---- ENTRIES SUPPLIED

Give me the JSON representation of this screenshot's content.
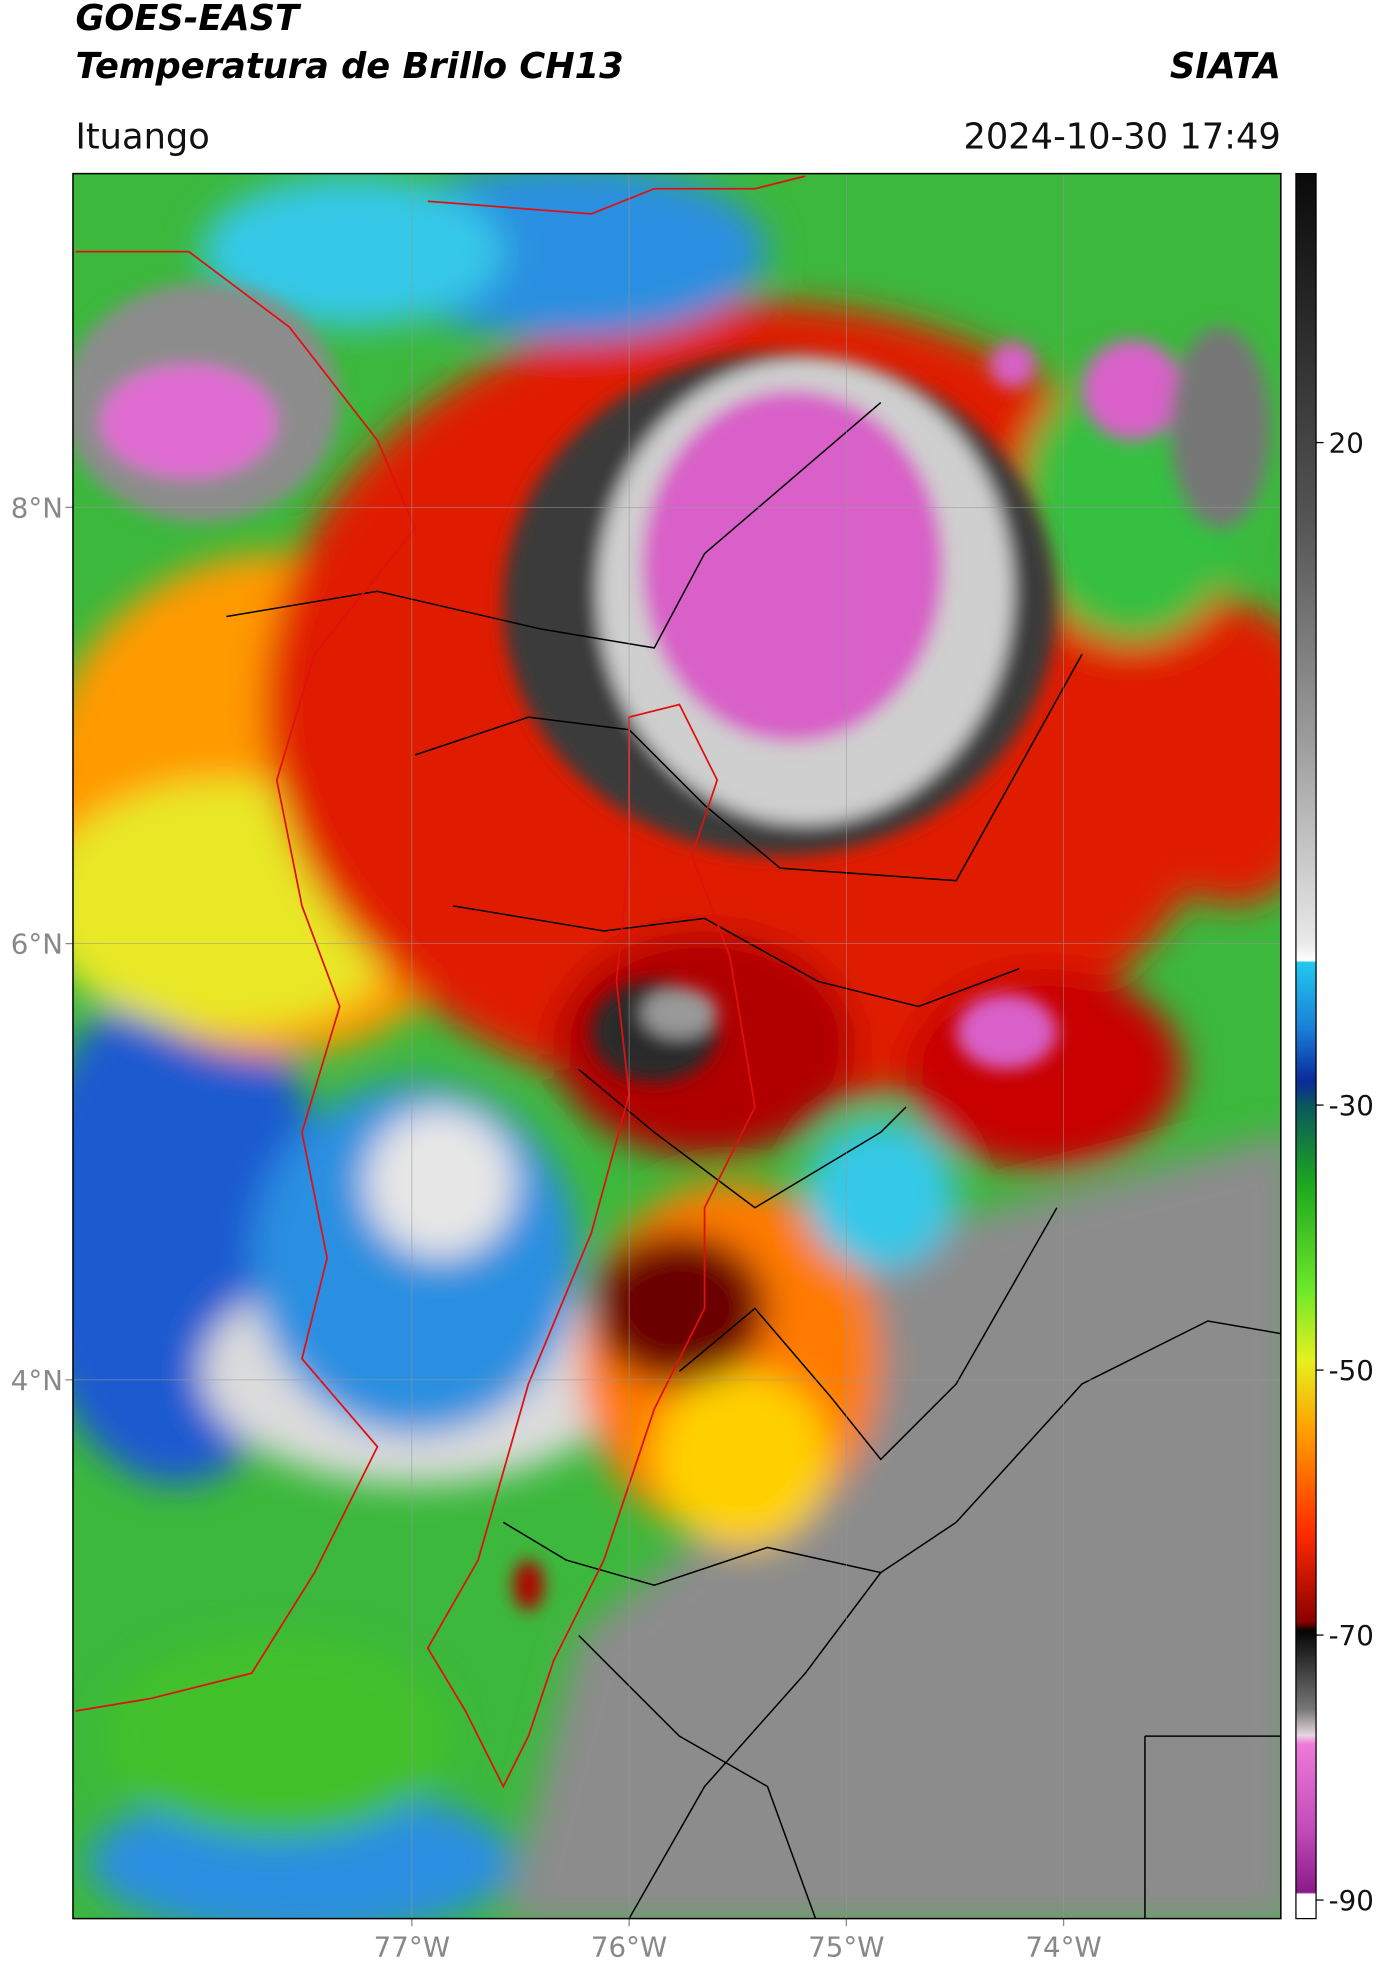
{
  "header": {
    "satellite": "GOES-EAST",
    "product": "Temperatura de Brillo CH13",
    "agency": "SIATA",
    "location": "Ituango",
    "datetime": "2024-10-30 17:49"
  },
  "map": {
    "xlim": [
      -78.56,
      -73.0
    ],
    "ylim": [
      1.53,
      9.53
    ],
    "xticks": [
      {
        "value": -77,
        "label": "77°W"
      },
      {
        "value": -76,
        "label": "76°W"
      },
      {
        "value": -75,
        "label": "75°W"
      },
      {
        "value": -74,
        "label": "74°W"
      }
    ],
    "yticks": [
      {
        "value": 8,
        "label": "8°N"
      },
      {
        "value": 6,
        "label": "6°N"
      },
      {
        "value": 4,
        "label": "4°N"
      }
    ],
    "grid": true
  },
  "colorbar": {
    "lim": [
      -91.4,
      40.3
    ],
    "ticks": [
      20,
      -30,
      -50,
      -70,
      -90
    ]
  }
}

--------

WHAT TO WORK ON
Leave the pictures out and print the records above exactly as they stand.

WRITTEN SOLUTION
Give me the JSON representation of this screenshot's content.
{
  "header": {
    "satellite": "GOES-EAST",
    "product": "Temperatura de Brillo CH13",
    "agency": "SIATA",
    "location": "Ituango",
    "datetime": "2024-10-30 17:49"
  },
  "map": {
    "xlim": [
      -78.56,
      -73.0
    ],
    "ylim": [
      1.53,
      9.53
    ],
    "xticks": [
      {
        "value": -77,
        "label": "77°W"
      },
      {
        "value": -76,
        "label": "76°W"
      },
      {
        "value": -75,
        "label": "75°W"
      },
      {
        "value": -74,
        "label": "74°W"
      }
    ],
    "yticks": [
      {
        "value": 8,
        "label": "8°N"
      },
      {
        "value": 6,
        "label": "6°N"
      },
      {
        "value": 4,
        "label": "4°N"
      }
    ],
    "grid": true
  },
  "colorbar": {
    "lim": [
      -91.4,
      40.3
    ],
    "ticks": [
      20,
      -30,
      -50,
      -70,
      -90
    ]
  }
}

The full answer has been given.